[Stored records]
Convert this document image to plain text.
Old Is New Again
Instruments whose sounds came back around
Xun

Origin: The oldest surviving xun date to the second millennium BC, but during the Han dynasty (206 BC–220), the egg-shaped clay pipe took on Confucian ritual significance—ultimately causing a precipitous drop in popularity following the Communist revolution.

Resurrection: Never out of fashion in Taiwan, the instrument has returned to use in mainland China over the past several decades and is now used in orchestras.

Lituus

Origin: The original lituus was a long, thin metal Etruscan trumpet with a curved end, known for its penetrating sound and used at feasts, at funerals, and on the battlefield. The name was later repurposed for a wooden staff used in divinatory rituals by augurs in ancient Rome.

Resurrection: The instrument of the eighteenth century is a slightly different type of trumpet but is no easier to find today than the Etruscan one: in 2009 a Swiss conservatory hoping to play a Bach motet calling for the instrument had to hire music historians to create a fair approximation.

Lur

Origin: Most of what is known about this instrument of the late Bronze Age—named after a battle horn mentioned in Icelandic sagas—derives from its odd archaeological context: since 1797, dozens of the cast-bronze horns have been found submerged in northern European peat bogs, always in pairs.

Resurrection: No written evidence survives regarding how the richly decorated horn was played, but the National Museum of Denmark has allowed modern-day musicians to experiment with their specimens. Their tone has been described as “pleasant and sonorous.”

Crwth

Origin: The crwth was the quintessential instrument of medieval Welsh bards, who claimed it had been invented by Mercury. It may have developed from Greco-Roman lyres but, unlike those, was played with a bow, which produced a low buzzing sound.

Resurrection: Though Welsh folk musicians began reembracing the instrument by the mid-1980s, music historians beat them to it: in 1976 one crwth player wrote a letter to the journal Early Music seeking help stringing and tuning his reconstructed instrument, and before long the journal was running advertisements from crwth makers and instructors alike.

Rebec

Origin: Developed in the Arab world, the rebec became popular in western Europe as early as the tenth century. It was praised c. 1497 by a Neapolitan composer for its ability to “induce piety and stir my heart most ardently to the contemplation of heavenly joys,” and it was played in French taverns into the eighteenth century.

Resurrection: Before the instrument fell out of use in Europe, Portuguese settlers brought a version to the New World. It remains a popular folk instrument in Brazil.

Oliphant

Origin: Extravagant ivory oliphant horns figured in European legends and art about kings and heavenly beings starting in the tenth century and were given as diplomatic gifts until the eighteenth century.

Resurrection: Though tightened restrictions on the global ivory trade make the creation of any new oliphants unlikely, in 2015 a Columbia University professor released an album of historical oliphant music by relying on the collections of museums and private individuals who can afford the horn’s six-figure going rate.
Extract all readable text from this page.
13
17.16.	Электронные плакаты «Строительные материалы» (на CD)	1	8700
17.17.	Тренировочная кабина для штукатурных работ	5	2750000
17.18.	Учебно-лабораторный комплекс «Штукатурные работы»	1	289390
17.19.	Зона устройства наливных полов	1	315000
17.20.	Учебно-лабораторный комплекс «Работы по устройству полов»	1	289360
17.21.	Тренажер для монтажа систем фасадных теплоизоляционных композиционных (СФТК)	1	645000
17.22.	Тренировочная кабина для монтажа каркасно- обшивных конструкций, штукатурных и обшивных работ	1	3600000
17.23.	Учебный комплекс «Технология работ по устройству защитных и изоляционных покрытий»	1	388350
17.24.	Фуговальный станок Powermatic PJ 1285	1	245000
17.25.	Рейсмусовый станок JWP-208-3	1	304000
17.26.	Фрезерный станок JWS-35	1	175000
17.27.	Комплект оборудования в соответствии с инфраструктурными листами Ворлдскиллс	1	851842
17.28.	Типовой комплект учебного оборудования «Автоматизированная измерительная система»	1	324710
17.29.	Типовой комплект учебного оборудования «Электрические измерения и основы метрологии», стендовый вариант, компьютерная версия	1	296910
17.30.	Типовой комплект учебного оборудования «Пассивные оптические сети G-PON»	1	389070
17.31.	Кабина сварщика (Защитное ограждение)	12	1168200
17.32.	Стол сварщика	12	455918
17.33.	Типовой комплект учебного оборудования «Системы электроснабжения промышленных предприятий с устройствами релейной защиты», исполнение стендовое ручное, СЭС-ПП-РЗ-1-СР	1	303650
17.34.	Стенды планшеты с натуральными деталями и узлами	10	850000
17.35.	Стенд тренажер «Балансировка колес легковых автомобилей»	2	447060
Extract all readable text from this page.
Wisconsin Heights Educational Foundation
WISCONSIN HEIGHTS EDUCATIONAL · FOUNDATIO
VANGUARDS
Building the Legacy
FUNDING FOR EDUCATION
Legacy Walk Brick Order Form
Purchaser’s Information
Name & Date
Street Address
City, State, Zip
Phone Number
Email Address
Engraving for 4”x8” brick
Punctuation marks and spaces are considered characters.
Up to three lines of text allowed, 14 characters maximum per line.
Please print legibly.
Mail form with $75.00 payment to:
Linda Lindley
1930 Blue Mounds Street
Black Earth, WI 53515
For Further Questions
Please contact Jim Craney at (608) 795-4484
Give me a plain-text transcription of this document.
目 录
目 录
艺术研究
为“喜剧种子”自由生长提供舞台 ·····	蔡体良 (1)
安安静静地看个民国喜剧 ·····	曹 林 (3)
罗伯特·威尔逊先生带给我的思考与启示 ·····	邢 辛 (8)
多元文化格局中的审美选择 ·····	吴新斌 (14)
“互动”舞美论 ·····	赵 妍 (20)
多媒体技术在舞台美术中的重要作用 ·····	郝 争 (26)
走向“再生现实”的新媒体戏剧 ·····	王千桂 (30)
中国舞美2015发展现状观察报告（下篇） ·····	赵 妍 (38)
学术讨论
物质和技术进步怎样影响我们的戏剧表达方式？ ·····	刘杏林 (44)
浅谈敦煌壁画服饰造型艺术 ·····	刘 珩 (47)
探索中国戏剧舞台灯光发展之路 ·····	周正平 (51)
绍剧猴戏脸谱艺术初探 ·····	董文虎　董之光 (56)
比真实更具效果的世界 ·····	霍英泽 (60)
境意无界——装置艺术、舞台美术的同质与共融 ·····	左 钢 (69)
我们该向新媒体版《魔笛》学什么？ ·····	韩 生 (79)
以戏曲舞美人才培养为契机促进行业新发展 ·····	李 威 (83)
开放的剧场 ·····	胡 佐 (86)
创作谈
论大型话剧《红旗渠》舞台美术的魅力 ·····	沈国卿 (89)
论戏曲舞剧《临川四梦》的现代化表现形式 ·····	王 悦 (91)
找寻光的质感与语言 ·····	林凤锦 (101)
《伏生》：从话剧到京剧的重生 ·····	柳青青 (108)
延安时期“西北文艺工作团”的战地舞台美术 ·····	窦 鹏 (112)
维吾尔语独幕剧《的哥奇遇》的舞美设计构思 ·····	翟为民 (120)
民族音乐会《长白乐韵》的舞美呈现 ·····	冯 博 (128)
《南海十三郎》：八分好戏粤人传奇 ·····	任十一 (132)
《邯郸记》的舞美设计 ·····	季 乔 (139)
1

■ PROBLEM STATEMENT: Extract the full set of entries word for word.

■ TASK SOLUTION:
Convert this document image to plain text.
Old Is New Again
Instruments whose sounds came back around
Xun

Origin: The oldest surviving xun date to the second millennium BC, but during the Han dynasty (206 BC–220), the egg-shaped clay pipe took on Confucian ritual significance—ultimately causing a precipitous drop in popularity following the Communist revolution.

Resurrection: Never out of fashion in Taiwan, the instrument has returned to use in mainland China over the past several decades and is now used in orchestras.

Lituus

Origin: The original lituus was a long, thin metal Etruscan trumpet with a curved end, known for its penetrating sound and used at feasts, at funerals, and on the battlefield. The name was later repurposed for a wooden staff used in divinatory rituals by augurs in ancient Rome.

Resurrection: The instrument of the eighteenth century is a slightly different type of trumpet but is no easier to find today than the Etruscan one: in 2009 a Swiss conservatory hoping to play a Bach motet calling for the instrument had to hire music historians to create a fair approximation.

Lur

Origin: Most of what is known about this instrument of the late Bronze Age—named after a battle horn mentioned in Icelandic sagas—derives from its odd archaeological context: since 1797, dozens of the cast-bronze horns have been found submerged in northern European peat bogs, always in pairs.

Resurrection: No written evidence survives regarding how the richly decorated horn was played, but the National Museum of Denmark has allowed modern-day musicians to experiment with their specimens. Their tone has been described as “pleasant and sonorous.”

Crwth

Origin: The crwth was the quintessential instrument of medieval Welsh bards, who claimed it had been invented by Mercury. It may have developed from Greco-Roman lyres but, unlike those, was played with a bow, which produced a low buzzing sound.

Resurrection: Though Welsh folk musicians began reembracing the instrument by the mid-1980s, music historians beat them to it: in 1976 one crwth player wrote a letter to the journal Early Music seeking help stringing and tuning his reconstructed instrument, and before long the journal was running advertisements from crwth makers and instructors alike.

Rebec

Origin: Developed in the Arab world, the rebec became popular in western Europe as early as the tenth century. It was praised c. 1497 by a Neapolitan composer for its ability to “induce piety and stir my heart most ardently to the contemplation of heavenly joys,” and it was played in French taverns into the eighteenth century.

Resurrection: Before the instrument fell out of use in Europe, Portuguese settlers brought a version to the New World. It remains a popular folk instrument in Brazil.

Oliphant

Origin: Extravagant ivory oliphant horns figured in European legends and art about kings and heavenly beings starting in the tenth century and were given as diplomatic gifts until the eighteenth century.

Resurrection: Though tightened restrictions on the global ivory trade make the creation of any new oliphants unlikely, in 2015 a Columbia University professor released an album of historical oliphant music by relying on the collections of museums and private individuals who can afford the horn’s six-figure going rate.
Extract all readable text from this page.
13
17.16.	Электронные плакаты «Строительные материалы» (на CD)	1	8700
17.17.	Тренировочная кабина для штукатурных работ	5	2750000
17.18.	Учебно-лабораторный комплекс «Штукатурные работы»	1	289390
17.19.	Зона устройства наливных полов	1	315000
17.20.	Учебно-лабораторный комплекс «Работы по устройству полов»	1	289360
17.21.	Тренажер для монтажа систем фасадных теплоизоляционных композиционных (СФТК)	1	645000
17.22.	Тренировочная кабина для монтажа каркасно- обшивных конструкций, штукатурных и обшивных работ	1	3600000
17.23.	Учебный комплекс «Технология работ по устройству защитных и изоляционных покрытий»	1	388350
17.24.	Фуговальный станок Powermatic PJ 1285	1	245000
17.25.	Рейсмусовый станок JWP-208-3	1	304000
17.26.	Фрезерный станок JWS-35	1	175000
17.27.	Комплект оборудования в соответствии с инфраструктурными листами Ворлдскиллс	1	851842
17.28.	Типовой комплект учебного оборудования «Автоматизированная измерительная система»	1	324710
17.29.	Типовой комплект учебного оборудования «Электрические измерения и основы метрологии», стендовый вариант, компьютерная версия	1	296910
17.30.	Типовой комплект учебного оборудования «Пассивные оптические сети G-PON»	1	389070
17.31.	Кабина сварщика (Защитное ограждение)	12	1168200
17.32.	Стол сварщика	12	455918
17.33.	Типовой комплект учебного оборудования «Системы электроснабжения промышленных предприятий с устройствами релейной защиты», исполнение стендовое ручное, СЭС-ПП-РЗ-1-СР	1	303650
17.34.	Стенды планшеты с натуральными деталями и узлами	10	850000
17.35.	Стенд тренажер «Балансировка колес легковых автомобилей»	2	447060
Extract all readable text from this page.
Wisconsin Heights Educational Foundation
WISCONSIN HEIGHTS EDUCATIONAL · FOUNDATIO
VANGUARDS
Building the Legacy
FUNDING FOR EDUCATION
Legacy Walk Brick Order Form
Purchaser’s Information
Name & Date
Street Address
City, State, Zip
Phone Number
Email Address
Engraving for 4”x8” brick
Punctuation marks and spaces are considered characters.
Up to three lines of text allowed, 14 characters maximum per line.
Please print legibly.
Mail form with $75.00 payment to:
Linda Lindley
1930 Blue Mounds Street
Black Earth, WI 53515
For Further Questions
Please contact Jim Craney at (608) 795-4484
Give me a plain-text transcription of this document.
目 录
目 录
艺术研究
为“喜剧种子”自由生长提供舞台 ·····	蔡体良 (1)
安安静静地看个民国喜剧 ·····	曹 林 (3)
罗伯特·威尔逊先生带给我的思考与启示 ·····	邢 辛 (8)
多元文化格局中的审美选择 ·····	吴新斌 (14)
“互动”舞美论 ·····	赵 妍 (20)
多媒体技术在舞台美术中的重要作用 ·····	郝 争 (26)
走向“再生现实”的新媒体戏剧 ·····	王千桂 (30)
中国舞美2015发展现状观察报告（下篇） ·····	赵 妍 (38)
学术讨论
物质和技术进步怎样影响我们的戏剧表达方式？ ·····	刘杏林 (44)
浅谈敦煌壁画服饰造型艺术 ·····	刘 珩 (47)
探索中国戏剧舞台灯光发展之路 ·····	周正平 (51)
绍剧猴戏脸谱艺术初探 ·····	董文虎　董之光 (56)
比真实更具效果的世界 ·····	霍英泽 (60)
境意无界——装置艺术、舞台美术的同质与共融 ·····	左 钢 (69)
我们该向新媒体版《魔笛》学什么？ ·····	韩 生 (79)
以戏曲舞美人才培养为契机促进行业新发展 ·····	李 威 (83)
开放的剧场 ·····	胡 佐 (86)
创作谈
论大型话剧《红旗渠》舞台美术的魅力 ·····	沈国卿 (89)
论戏曲舞剧《临川四梦》的现代化表现形式 ·····	王 悦 (91)
找寻光的质感与语言 ·····	林凤锦 (101)
《伏生》：从话剧到京剧的重生 ·····	柳青青 (108)
延安时期“西北文艺工作团”的战地舞台美术 ·····	窦 鹏 (112)
维吾尔语独幕剧《的哥奇遇》的舞美设计构思 ·····	翟为民 (120)
民族音乐会《长白乐韵》的舞美呈现 ·····	冯 博 (128)
《南海十三郎》：八分好戏粤人传奇 ·····	任十一 (132)
《邯郸记》的舞美设计 ·····	季 乔 (139)
1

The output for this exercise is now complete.